» **Saved data entries**

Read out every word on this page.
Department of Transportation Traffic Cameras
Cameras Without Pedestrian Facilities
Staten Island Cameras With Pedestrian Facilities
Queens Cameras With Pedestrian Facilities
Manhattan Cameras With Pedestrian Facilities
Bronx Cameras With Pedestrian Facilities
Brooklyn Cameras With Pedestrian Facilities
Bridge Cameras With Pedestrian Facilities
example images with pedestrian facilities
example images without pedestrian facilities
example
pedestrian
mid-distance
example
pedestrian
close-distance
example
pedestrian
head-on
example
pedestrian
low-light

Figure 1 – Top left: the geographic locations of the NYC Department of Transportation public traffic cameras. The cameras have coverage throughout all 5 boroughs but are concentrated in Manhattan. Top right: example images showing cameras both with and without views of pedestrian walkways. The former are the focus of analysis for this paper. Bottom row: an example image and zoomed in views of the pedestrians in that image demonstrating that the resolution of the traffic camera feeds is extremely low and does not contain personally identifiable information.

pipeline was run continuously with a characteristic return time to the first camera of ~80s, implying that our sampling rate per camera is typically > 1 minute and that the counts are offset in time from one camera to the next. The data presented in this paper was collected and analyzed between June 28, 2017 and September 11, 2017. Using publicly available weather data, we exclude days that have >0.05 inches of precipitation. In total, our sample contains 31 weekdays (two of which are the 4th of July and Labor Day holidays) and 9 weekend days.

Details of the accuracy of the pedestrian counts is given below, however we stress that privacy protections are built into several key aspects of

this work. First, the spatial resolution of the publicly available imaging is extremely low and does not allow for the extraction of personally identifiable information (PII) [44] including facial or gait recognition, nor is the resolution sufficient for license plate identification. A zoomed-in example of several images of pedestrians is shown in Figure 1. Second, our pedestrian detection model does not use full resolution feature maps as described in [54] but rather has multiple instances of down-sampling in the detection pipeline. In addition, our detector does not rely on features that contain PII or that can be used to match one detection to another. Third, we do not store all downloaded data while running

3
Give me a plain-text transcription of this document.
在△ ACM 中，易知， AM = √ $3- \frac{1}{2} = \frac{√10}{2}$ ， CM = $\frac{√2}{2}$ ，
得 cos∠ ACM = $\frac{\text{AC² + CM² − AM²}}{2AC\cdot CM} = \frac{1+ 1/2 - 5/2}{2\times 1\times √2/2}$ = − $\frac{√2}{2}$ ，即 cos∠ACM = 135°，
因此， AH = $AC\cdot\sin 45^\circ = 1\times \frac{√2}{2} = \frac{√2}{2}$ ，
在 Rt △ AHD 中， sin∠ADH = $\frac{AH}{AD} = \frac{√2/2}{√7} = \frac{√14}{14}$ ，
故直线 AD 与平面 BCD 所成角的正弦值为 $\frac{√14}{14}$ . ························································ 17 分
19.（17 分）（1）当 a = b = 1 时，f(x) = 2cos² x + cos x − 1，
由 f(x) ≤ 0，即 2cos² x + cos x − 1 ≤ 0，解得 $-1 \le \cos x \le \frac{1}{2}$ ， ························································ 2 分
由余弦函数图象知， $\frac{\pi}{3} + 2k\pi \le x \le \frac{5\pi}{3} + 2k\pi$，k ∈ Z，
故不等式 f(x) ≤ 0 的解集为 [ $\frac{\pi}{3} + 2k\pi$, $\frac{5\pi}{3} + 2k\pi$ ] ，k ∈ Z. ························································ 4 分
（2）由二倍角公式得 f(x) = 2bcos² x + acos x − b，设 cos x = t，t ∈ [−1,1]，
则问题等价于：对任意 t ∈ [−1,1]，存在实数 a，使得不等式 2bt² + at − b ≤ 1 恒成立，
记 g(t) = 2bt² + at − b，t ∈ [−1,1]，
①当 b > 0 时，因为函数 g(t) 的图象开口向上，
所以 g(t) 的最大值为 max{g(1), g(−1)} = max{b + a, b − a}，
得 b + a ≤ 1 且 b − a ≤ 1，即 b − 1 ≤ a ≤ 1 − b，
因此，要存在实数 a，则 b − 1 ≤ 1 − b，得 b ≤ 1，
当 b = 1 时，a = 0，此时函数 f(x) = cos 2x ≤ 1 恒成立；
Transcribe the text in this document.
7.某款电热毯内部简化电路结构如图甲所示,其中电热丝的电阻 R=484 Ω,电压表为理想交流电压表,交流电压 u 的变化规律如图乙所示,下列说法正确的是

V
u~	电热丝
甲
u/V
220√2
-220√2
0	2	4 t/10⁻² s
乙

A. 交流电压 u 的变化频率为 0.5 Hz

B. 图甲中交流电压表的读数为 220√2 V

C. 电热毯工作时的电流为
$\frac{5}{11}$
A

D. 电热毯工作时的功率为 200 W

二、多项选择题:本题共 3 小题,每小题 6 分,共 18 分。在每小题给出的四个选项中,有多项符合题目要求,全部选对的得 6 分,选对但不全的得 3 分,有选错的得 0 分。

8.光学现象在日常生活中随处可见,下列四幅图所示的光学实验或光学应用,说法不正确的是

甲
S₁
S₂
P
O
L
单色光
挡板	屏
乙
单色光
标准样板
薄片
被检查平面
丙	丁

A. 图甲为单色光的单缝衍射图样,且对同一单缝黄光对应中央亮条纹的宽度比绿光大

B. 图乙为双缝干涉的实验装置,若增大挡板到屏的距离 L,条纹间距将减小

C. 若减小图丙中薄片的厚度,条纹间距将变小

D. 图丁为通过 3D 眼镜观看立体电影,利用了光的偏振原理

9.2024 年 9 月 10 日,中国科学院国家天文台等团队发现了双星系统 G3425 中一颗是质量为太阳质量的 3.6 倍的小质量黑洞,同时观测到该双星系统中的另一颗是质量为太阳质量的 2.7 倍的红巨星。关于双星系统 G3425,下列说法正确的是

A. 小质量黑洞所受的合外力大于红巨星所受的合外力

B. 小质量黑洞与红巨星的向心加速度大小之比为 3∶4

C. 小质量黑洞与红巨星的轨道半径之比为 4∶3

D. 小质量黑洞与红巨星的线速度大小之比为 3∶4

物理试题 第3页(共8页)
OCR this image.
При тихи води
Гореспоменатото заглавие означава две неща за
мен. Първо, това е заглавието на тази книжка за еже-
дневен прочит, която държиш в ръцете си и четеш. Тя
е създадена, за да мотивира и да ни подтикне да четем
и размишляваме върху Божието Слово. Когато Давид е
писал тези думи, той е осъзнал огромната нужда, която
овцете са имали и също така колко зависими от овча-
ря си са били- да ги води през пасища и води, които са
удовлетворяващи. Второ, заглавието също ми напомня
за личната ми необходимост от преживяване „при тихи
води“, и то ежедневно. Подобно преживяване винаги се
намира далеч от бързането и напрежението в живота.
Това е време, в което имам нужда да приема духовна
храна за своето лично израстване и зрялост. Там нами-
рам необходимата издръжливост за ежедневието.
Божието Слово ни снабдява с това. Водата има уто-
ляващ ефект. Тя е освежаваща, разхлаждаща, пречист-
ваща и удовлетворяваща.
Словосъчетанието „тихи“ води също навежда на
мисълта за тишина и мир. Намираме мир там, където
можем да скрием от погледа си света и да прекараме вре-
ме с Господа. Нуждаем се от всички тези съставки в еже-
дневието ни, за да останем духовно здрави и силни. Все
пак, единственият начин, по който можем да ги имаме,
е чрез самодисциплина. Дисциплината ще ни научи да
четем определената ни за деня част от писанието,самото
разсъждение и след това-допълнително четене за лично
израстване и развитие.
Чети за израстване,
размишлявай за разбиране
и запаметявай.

» **Directions for this task**
Give the count of lines in the listing that hold the word "information", with no other text.

» **Result for this exercise**
2